● **Texto mostrado**
··········
Análisis de la gala que entregó los Oscar 2011

¿De Hollywood o de Mayer?

e. rodríguez marchante

Cada año, cinéfilos de medio mundo, o más, pregonan su disconformidad con los premios de la Academia hasta el punto de esgrimir esa confusión tan certera como envenenada de si se trataba del Oscar de Hollywood o del Oscar Mayer, en alusión a la tradicional industria charcutera estadounidense. Y cualquiera puede divertirse, discrepar, enfurecerse y hasta sonrojarse en multitud de foros en los que se «reflexiona» sobre el acierto o el disparate de la elección, como en mi propio blog.

«El discurso del Rey» ha sido la gran vencedora, ha ganado el Oscar a la mejor película, al mejor director, al mejor actor protagonista y al mejor guion original, lo cual la convierte en un magnífico objeto de inquina para todo aquel que tuviera sus preferencias en cualquier otro título finalista. Es obvio que «La red social», «Valor de ley», «Cisne negro» y varias más de las «nominadas» tenían muchas cualidades para ganar esos premios, pero lo más deportivo será, sin duda, cribar cuáles son los valores de «El discurso del Rey» y si son suficientes para tanto laurel.

Tal vez el valor más obvio de esta película sea uno ya tradicional del cine inglés: lo bien que viste y calza su propia Historia, el encanto, la clase, la esencia y la emotividad con la que recubre a sus reyes y grandes personalidades (una comparación en este sentido con el cine español sería tragicómica), y que en esta ocasión está aliñado además por un magnífico número de ilusionismo, de confusión entre lo pequeño y lo grande, entre la anécdota y la Historia, hasta el punto de que lo esencial es cómo dice sin tartamudear el Rey su discurso, y no el contenido de ese discurso, crucial para el arranque y desarrollo de la Segunda Guerra Mundial. El valor de hacer, al tiempo, grande y pequeño a un Rey, consiguiendo que su temor, su afán de superación, su capacidad de adaptarse, moldearse y forjarse en ese espejo cóncavo al que le enfrenta su logopeda sea equiparable al de cualquiera de los espectadores frente a su propio espejo... Valor, incluso, para esculpir un personaje como el de ese logopeda, un cantamañanas que nunca deja de mirar de frente a un Rey.
··········
● **Tareas pendientes**
**1.** Traduce al inglés esta oración del texto sobre los Oscar 2011: «Y cualquiera puede divertirse, discrepar, enfurecerse y hasta sonrojarse en multitud de foros en los que se «reflexiona» sobre el acierto o el disparate de la elección, como en mi propio blog.»
**2.** Imprime el tramo del texto sobre los Oscar 2011 que va desde "Cada año, cinéfilos" hasta "mi propio blog.".
**3.** Según el texto sobre los Oscar 2011, ¿qué premios ganó «El discurso del Rey»?
Para responder, básate solo en el texto.
··········
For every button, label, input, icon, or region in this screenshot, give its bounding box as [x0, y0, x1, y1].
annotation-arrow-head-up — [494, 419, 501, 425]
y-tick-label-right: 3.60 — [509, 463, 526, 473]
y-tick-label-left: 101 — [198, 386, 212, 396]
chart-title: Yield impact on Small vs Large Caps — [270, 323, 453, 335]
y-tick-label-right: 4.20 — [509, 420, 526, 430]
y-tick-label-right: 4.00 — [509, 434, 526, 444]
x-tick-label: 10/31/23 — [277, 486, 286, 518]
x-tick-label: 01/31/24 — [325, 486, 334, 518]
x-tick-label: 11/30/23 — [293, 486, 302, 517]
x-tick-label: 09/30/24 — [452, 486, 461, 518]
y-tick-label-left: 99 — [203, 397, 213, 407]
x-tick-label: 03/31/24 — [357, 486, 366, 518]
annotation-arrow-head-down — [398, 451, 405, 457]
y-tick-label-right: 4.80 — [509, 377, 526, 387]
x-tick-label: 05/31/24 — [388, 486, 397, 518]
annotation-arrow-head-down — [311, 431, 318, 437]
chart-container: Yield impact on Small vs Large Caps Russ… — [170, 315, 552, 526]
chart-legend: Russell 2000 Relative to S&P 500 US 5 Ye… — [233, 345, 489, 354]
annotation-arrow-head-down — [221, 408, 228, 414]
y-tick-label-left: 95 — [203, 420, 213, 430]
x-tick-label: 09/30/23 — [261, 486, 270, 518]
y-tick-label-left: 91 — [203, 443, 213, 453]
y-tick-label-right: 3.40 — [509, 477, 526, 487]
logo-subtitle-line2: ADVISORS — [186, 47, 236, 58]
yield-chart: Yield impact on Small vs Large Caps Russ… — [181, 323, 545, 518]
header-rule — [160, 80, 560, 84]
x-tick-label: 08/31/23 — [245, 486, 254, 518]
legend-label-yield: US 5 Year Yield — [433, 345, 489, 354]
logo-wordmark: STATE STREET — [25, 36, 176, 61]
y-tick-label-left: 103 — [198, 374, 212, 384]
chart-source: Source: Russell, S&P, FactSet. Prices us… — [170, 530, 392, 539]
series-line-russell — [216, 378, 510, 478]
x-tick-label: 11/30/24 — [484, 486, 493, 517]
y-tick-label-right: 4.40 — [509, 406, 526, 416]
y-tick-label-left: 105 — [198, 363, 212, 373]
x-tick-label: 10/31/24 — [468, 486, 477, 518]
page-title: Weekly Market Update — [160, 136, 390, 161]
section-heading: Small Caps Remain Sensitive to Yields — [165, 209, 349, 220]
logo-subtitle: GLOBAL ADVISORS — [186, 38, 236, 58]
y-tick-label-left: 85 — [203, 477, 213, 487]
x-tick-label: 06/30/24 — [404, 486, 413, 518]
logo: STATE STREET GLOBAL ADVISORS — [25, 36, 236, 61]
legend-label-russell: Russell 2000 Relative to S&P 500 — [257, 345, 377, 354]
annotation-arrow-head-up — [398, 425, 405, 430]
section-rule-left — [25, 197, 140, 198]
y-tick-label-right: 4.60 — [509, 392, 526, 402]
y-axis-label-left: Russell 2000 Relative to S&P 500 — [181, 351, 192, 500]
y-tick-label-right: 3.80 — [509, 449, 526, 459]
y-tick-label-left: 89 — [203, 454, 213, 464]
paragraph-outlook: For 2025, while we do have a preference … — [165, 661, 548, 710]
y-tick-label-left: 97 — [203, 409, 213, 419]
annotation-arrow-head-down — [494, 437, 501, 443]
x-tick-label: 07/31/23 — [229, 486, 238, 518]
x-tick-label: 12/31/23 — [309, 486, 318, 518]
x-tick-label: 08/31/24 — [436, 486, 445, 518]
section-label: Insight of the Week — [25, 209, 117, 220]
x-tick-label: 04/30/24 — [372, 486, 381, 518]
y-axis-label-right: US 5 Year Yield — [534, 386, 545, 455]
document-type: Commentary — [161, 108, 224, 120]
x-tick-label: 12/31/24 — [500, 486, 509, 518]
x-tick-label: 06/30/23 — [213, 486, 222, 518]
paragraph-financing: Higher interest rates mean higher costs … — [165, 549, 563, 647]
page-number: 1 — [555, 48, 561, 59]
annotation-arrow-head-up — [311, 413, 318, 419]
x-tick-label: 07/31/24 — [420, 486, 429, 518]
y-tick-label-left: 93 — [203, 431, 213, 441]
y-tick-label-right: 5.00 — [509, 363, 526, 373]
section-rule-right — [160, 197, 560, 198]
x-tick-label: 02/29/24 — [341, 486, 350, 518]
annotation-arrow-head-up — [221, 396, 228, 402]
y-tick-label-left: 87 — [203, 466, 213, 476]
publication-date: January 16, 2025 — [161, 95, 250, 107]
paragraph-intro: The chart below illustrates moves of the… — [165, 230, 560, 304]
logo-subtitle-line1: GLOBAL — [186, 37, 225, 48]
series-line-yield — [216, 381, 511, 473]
··········
● **Respuestas**
**1.** And anyone can have fun, disagree, get angry and even blush in countless forums where people "reflect" on whether the choice was right or absurd, as on my own blog.

**2.**
Cada año, cinéfilos de medio mundo, o más, pregonan su disconformidad con los premios de la Academia hasta el punto de esgrimir esa confusión tan certera como envenenada de si se trataba del Oscar de Hollywood o del Oscar Mayer, en alusión a la tradicional industria charcutera estadounidense. Y cualquiera puede divertirse, discrepar, enfurecerse y hasta sonrojarse en multitud de foros en los que se «reflexiona» sobre el acierto o el disparate de la elección, como en mi propio blog.

**3.** Mejor película, mejor director, mejor actor protagonista y mejor guion original.